Dataset entries:
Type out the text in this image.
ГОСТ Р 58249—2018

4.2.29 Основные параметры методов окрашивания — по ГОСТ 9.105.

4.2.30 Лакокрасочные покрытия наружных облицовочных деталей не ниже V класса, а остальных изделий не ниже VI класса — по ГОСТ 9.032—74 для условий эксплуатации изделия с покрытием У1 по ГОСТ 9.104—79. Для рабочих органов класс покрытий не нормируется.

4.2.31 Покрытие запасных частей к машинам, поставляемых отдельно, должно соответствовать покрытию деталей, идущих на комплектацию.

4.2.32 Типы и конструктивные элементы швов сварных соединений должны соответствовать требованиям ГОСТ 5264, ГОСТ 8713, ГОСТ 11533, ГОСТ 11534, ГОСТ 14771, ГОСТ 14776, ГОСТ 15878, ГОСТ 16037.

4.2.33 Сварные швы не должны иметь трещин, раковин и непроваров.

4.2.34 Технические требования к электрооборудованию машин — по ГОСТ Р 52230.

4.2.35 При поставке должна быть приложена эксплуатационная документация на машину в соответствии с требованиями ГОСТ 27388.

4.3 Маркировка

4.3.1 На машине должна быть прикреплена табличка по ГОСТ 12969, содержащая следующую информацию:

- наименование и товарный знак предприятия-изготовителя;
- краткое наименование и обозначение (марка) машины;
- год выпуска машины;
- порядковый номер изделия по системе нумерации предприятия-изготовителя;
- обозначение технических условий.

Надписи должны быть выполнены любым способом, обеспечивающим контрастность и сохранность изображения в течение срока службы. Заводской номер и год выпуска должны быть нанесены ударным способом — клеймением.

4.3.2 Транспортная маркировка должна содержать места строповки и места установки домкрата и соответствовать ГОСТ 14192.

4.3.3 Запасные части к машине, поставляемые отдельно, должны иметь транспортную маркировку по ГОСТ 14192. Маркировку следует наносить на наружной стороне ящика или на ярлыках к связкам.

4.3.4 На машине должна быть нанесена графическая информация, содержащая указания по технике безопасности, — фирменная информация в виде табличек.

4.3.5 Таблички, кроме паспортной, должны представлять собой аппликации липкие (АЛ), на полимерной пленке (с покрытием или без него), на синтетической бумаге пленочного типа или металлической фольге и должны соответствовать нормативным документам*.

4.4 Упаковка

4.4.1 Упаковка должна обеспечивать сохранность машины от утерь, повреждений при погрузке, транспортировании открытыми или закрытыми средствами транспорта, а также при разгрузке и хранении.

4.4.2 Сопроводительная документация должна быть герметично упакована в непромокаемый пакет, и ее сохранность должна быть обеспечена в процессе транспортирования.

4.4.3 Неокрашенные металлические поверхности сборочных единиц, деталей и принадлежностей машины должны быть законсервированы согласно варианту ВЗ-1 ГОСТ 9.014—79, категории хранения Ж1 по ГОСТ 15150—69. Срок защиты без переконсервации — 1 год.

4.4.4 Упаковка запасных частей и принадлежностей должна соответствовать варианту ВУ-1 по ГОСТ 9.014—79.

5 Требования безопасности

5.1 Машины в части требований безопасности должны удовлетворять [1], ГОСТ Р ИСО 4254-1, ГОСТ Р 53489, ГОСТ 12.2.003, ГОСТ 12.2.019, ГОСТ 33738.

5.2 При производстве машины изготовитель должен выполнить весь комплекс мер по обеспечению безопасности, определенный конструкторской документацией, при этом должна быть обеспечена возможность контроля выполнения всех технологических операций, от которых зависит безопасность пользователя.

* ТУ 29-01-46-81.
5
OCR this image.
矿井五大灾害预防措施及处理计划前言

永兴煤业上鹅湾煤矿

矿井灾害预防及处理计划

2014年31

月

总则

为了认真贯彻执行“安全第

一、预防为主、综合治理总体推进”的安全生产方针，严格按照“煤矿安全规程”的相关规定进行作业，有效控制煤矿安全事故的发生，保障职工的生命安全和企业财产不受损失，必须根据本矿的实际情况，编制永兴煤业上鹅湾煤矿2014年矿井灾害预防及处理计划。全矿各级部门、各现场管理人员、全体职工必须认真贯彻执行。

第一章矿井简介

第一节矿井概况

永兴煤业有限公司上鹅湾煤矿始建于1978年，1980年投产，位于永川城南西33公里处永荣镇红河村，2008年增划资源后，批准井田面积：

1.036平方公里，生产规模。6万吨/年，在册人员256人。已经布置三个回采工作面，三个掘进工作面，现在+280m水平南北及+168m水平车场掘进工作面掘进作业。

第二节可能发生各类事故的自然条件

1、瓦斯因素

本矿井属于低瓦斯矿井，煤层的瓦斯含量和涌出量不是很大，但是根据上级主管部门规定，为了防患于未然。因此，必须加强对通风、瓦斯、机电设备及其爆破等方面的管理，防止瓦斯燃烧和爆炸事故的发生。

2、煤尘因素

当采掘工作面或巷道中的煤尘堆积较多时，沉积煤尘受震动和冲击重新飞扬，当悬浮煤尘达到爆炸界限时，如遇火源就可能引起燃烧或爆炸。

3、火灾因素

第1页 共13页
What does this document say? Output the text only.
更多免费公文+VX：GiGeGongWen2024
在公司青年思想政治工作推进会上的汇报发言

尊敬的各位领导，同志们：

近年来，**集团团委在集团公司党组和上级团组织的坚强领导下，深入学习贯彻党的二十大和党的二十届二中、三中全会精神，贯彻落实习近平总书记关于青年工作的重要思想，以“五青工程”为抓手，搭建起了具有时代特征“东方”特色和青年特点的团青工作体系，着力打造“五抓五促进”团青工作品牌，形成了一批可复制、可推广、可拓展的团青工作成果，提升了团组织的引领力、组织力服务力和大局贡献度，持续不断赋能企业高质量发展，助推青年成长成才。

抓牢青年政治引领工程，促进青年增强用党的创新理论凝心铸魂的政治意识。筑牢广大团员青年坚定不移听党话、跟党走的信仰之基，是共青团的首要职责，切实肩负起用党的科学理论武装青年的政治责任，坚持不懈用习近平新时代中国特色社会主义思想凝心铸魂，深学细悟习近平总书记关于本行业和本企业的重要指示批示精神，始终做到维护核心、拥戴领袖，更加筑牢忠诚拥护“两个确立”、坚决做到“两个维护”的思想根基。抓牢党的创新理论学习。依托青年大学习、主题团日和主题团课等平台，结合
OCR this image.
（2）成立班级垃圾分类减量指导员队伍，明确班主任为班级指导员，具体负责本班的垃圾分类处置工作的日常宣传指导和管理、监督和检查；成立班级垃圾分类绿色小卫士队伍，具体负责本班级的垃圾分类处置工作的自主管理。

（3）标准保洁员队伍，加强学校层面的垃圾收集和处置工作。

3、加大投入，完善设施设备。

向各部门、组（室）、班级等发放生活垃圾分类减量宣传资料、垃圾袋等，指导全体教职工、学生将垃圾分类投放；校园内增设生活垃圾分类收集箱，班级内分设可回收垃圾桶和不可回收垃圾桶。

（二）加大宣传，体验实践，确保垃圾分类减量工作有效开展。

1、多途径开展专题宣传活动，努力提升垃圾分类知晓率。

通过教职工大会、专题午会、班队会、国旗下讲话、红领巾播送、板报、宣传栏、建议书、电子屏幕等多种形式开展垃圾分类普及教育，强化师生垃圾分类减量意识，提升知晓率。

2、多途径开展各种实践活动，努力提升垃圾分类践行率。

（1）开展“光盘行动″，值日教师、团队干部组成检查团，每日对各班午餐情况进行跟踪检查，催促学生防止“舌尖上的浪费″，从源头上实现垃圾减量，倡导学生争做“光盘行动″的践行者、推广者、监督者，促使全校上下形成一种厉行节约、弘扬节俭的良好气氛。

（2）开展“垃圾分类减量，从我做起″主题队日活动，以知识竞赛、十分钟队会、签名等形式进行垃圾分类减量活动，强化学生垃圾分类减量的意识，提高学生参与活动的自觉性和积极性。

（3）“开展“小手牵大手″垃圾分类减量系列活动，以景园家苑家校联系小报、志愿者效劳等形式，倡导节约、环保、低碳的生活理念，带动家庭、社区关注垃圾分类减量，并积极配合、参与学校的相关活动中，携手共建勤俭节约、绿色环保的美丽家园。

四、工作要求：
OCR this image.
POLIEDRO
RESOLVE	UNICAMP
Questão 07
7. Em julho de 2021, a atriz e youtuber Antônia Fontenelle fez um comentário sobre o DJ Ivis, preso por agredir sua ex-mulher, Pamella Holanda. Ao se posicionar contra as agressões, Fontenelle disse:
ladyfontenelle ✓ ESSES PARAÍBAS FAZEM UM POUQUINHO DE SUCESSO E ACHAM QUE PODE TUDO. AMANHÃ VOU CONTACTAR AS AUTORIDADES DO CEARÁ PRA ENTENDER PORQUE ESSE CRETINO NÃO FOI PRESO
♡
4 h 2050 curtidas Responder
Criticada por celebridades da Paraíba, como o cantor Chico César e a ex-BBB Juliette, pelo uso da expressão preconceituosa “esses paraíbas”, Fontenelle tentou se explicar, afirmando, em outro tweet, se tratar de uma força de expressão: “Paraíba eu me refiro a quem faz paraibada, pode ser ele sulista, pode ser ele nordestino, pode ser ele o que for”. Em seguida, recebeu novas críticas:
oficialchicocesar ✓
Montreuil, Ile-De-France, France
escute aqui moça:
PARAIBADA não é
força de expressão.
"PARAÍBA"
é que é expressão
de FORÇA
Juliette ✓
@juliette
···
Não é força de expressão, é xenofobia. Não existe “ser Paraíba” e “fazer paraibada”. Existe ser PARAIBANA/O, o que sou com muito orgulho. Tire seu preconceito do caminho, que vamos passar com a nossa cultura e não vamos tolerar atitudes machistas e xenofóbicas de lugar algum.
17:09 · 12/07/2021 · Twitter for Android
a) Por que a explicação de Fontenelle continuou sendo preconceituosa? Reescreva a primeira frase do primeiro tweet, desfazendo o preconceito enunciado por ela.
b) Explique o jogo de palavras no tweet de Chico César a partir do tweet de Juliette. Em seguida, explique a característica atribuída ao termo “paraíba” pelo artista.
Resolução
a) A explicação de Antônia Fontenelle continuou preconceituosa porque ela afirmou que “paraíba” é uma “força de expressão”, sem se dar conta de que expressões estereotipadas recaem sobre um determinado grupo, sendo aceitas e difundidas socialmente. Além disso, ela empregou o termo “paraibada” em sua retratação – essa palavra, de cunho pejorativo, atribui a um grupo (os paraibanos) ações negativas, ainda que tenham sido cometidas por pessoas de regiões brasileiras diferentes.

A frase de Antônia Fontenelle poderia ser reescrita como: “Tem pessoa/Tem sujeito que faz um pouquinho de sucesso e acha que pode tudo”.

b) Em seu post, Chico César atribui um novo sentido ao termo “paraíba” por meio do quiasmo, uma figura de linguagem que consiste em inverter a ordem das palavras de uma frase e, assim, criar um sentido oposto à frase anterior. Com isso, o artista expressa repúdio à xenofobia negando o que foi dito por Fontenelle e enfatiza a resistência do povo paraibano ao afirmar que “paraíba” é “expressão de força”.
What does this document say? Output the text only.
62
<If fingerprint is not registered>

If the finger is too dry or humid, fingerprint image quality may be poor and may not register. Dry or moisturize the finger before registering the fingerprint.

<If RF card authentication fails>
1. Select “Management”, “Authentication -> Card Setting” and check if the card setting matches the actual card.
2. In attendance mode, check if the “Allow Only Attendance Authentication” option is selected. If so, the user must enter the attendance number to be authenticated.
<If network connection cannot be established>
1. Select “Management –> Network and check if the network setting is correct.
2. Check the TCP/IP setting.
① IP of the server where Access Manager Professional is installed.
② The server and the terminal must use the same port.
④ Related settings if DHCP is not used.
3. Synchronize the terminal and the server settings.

Problem to work on:
Gather from the entries above all lines that include the string "наименование".

Response for this exercise:
- наименование и товарный знак предприятия-изготовителя;
- краткое наименование и обозначение (марка) машины;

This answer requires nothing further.